◆ WHAT THE TASK REQUIRES
Quote the entries in full, character for character, without their images.

Dataset excerpt
━━━

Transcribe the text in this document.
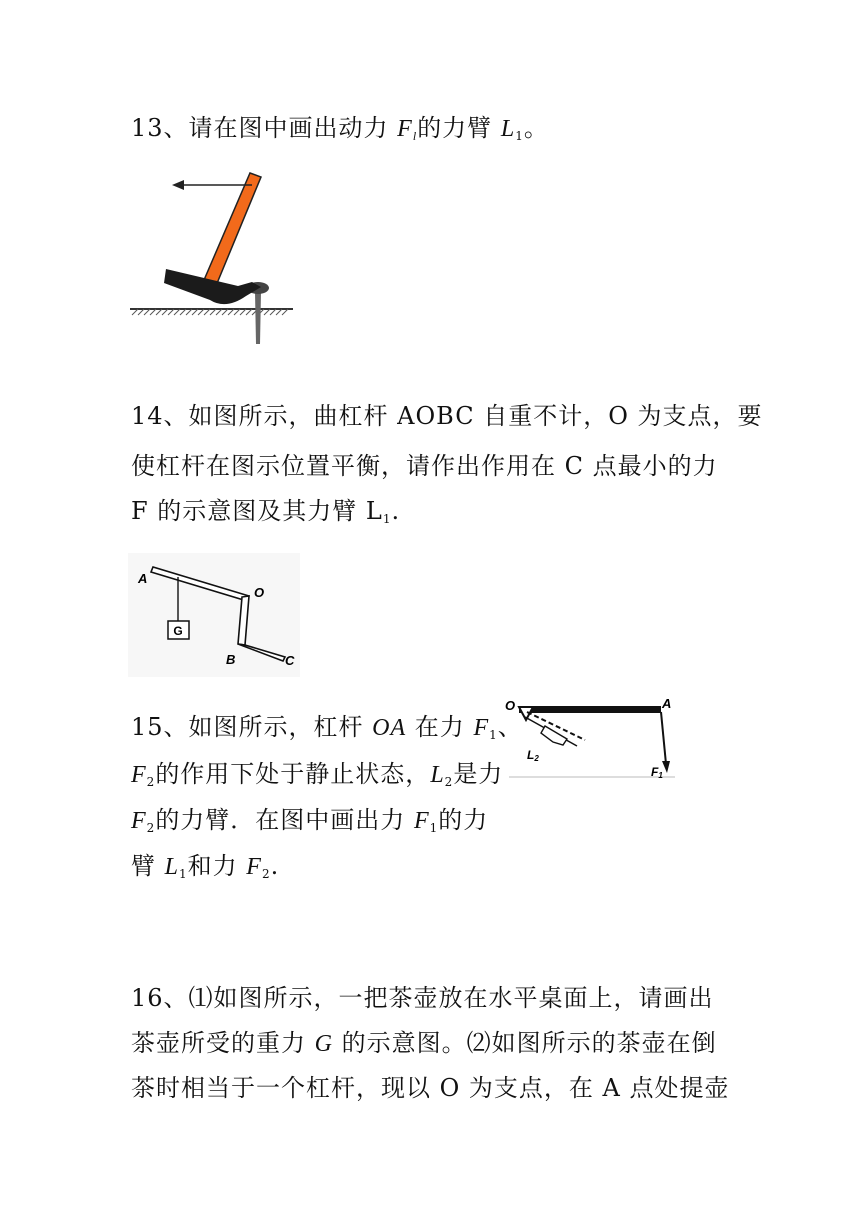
13、请在图中画出动力 $F_l$的力臂 $L_1$。
14、如图所示，曲杠杆 AOBC 自重不计，O 为支点，要
使杠杆在图示位置平衡，请作出作用在 C 点最小的力
F 的示意图及其力臂 $L_1$.
G
A
O
B	C
15、如图所示，杠杆 OA 在力 $F_1$、
$F_2$的作用下处于静止状态，$L_2$是力
$F_2$的力臂．在图中画出力 $F_1$的力
臂 $L_1$和力 $F_2$.
O	A
L2
F1
16、⑴如图所示，一把茶壶放在水平桌面上，请画出
茶壶所受的重力 G 的示意图。⑵如图所示的茶壶在倒
茶时相当于一个杠杆，现以 O 为支点，在 A 点处提壶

━━━

◆ CORRECT RESULT
Transcribe the text in this document.
13、请在图中画出动力 $F_l$的力臂 $L_1$。
14、如图所示，曲杠杆 AOBC 自重不计，O 为支点，要
使杠杆在图示位置平衡，请作出作用在 C 点最小的力
F 的示意图及其力臂 $L_1$.
G
A
O
B	C
15、如图所示，杠杆 OA 在力 $F_1$、
$F_2$的作用下处于静止状态，$L_2$是力
$F_2$的力臂．在图中画出力 $F_1$的力
臂 $L_1$和力 $F_2$.
O	A
L2
F1
16、⑴如图所示，一把茶壶放在水平桌面上，请画出
茶壶所受的重力 G 的示意图。⑵如图所示的茶壶在倒
茶时相当于一个杠杆，现以 O 为支点，在 A 点处提壶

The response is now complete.